» **INSTRUCTIONS TO FOLLOW**
How many lines of the entries below include the word "testability"? Answer with the number alone.

★ ★ ★ ★ ★

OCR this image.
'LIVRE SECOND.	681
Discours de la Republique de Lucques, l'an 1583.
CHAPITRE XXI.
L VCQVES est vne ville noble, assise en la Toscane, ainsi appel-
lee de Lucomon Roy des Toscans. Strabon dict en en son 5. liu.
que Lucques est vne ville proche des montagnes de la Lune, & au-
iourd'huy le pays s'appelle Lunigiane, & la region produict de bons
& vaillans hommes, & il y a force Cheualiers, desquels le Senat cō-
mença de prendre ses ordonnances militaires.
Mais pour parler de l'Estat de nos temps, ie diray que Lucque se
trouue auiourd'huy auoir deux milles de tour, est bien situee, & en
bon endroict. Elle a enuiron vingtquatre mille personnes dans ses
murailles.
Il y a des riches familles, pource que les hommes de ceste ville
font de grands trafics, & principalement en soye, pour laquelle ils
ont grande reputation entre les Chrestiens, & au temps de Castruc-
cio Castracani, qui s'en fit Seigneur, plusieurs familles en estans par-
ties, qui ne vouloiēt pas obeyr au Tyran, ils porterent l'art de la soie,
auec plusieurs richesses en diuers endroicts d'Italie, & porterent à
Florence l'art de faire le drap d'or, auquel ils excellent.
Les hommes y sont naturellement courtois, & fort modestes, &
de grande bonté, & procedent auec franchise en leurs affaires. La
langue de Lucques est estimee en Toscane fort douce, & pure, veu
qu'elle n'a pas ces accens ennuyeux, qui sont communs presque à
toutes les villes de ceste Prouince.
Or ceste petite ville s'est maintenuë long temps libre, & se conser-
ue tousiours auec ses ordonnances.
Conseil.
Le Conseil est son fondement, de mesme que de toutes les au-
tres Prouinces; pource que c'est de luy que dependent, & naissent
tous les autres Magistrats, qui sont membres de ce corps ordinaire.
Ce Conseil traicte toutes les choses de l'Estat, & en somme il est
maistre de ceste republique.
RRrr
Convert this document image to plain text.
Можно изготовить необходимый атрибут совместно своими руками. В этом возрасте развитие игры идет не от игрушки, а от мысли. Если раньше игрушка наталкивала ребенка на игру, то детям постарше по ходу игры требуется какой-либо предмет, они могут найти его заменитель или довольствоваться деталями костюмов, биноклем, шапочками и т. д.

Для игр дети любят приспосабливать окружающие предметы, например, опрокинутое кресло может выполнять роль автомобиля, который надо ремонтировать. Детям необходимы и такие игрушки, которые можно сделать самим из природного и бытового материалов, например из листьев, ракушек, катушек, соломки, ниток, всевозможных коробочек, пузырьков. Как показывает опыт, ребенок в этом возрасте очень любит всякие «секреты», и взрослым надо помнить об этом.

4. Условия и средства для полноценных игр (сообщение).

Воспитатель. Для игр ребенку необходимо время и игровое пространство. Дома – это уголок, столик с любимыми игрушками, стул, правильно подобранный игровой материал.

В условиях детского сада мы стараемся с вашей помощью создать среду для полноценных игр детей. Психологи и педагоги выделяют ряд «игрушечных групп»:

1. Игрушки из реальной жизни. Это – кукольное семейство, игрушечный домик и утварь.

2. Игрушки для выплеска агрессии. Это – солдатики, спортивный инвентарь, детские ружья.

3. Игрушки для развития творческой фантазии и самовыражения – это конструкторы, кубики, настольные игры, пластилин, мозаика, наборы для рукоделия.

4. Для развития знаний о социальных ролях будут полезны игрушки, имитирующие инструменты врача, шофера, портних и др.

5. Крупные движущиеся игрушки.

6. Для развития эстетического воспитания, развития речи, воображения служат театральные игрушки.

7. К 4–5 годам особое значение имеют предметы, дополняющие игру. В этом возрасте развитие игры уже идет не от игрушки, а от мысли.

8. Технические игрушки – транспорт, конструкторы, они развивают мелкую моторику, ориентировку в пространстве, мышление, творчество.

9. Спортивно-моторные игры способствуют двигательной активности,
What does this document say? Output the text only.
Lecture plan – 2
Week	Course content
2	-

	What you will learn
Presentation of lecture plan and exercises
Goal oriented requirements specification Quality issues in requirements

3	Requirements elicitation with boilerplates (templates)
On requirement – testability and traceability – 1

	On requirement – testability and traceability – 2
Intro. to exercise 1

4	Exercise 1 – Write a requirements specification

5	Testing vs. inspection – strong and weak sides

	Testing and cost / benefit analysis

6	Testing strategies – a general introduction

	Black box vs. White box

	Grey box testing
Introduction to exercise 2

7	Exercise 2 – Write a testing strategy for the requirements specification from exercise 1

★ ★ ★ ★ ★

» **THE OUTPUT**
2